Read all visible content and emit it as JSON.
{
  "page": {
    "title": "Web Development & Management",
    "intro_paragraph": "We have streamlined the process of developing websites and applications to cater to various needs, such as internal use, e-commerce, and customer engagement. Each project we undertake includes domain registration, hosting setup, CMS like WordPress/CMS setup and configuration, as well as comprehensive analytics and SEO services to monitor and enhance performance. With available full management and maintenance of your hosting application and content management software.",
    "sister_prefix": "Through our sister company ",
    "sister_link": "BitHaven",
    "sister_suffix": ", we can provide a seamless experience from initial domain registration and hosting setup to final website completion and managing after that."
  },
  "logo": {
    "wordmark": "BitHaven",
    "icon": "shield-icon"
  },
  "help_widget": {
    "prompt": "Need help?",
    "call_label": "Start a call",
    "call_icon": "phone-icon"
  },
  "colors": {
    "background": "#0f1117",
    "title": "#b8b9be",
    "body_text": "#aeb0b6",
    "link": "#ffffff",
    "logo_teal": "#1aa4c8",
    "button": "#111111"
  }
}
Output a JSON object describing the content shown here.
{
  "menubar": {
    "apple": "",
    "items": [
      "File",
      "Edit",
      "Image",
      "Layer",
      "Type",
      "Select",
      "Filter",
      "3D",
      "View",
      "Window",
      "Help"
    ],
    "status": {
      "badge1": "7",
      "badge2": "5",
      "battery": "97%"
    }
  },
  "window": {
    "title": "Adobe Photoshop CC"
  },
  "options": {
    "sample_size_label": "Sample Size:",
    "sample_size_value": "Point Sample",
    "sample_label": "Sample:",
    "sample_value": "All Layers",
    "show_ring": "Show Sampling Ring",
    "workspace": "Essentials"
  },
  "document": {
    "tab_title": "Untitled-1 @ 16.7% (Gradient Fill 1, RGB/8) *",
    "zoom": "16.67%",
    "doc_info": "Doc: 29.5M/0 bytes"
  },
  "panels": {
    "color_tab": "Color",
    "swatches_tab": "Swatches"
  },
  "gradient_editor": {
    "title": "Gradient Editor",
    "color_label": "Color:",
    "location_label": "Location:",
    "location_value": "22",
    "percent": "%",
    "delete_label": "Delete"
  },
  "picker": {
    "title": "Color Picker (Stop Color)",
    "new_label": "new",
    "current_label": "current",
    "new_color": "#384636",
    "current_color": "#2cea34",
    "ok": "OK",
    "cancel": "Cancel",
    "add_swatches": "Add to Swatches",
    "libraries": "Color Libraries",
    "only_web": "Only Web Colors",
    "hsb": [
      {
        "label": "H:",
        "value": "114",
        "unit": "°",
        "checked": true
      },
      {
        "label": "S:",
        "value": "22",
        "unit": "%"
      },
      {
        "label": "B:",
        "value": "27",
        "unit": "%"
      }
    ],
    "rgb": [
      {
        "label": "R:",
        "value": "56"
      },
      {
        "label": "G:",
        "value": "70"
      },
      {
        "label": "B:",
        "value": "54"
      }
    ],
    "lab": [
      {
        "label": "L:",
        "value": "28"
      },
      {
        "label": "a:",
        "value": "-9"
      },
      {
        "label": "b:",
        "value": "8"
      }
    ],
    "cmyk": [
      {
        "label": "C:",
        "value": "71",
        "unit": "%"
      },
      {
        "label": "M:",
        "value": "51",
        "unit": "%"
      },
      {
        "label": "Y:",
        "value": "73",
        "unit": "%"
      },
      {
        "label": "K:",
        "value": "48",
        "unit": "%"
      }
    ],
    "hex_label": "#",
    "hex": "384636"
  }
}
..............................
Task goal: Quote all the records. Keep every word exact.

Solution to this exercise:
Read all visible content and emit it as JSON.
{
  "page": {
    "title": "Web Development & Management",
    "intro_paragraph": "We have streamlined the process of developing websites and applications to cater to various needs, such as internal use, e-commerce, and customer engagement. Each project we undertake includes domain registration, hosting setup, CMS like WordPress/CMS setup and configuration, as well as comprehensive analytics and SEO services to monitor and enhance performance. With available full management and maintenance of your hosting application and content management software.",
    "sister_prefix": "Through our sister company ",
    "sister_link": "BitHaven",
    "sister_suffix": ", we can provide a seamless experience from initial domain registration and hosting setup to final website completion and managing after that."
  },
  "logo": {
    "wordmark": "BitHaven",
    "icon": "shield-icon"
  },
  "help_widget": {
    "prompt": "Need help?",
    "call_label": "Start a call",
    "call_icon": "phone-icon"
  },
  "colors": {
    "background": "#0f1117",
    "title": "#b8b9be",
    "body_text": "#aeb0b6",
    "link": "#ffffff",
    "logo_teal": "#1aa4c8",
    "button": "#111111"
  }
}
Output a JSON object describing the content shown here.
{
  "menubar": {
    "apple": "",
    "items": [
      "File",
      "Edit",
      "Image",
      "Layer",
      "Type",
      "Select",
      "Filter",
      "3D",
      "View",
      "Window",
      "Help"
    ],
    "status": {
      "badge1": "7",
      "badge2": "5",
      "battery": "97%"
    }
  },
  "window": {
    "title": "Adobe Photoshop CC"
  },
  "options": {
    "sample_size_label": "Sample Size:",
    "sample_size_value": "Point Sample",
    "sample_label": "Sample:",
    "sample_value": "All Layers",
    "show_ring": "Show Sampling Ring",
    "workspace": "Essentials"
  },
  "document": {
    "tab_title": "Untitled-1 @ 16.7% (Gradient Fill 1, RGB/8) *",
    "zoom": "16.67%",
    "doc_info": "Doc: 29.5M/0 bytes"
  },
  "panels": {
    "color_tab": "Color",
    "swatches_tab": "Swatches"
  },
  "gradient_editor": {
    "title": "Gradient Editor",
    "color_label": "Color:",
    "location_label": "Location:",
    "location_value": "22",
    "percent": "%",
    "delete_label": "Delete"
  },
  "picker": {
    "title": "Color Picker (Stop Color)",
    "new_label": "new",
    "current_label": "current",
    "new_color": "#384636",
    "current_color": "#2cea34",
    "ok": "OK",
    "cancel": "Cancel",
    "add_swatches": "Add to Swatches",
    "libraries": "Color Libraries",
    "only_web": "Only Web Colors",
    "hsb": [
      {
        "label": "H:",
        "value": "114",
        "unit": "°",
        "checked": true
      },
      {
        "label": "S:",
        "value": "22",
        "unit": "%"
      },
      {
        "label": "B:",
        "value": "27",
        "unit": "%"
      }
    ],
    "rgb": [
      {
        "label": "R:",
        "value": "56"
      },
      {
        "label": "G:",
        "value": "70"
      },
      {
        "label": "B:",
        "value": "54"
      }
    ],
    "lab": [
      {
        "label": "L:",
        "value": "28"
      },
      {
        "label": "a:",
        "value": "-9"
      },
      {
        "label": "b:",
        "value": "8"
      }
    ],
    "cmyk": [
      {
        "label": "C:",
        "value": "71",
        "unit": "%"
      },
      {
        "label": "M:",
        "value": "51",
        "unit": "%"
      },
      {
        "label": "Y:",
        "value": "73",
        "unit": "%"
      },
      {
        "label": "K:",
        "value": "48",
        "unit": "%"
      }
    ],
    "hex_label": "#",
    "hex": "384636"
  }
}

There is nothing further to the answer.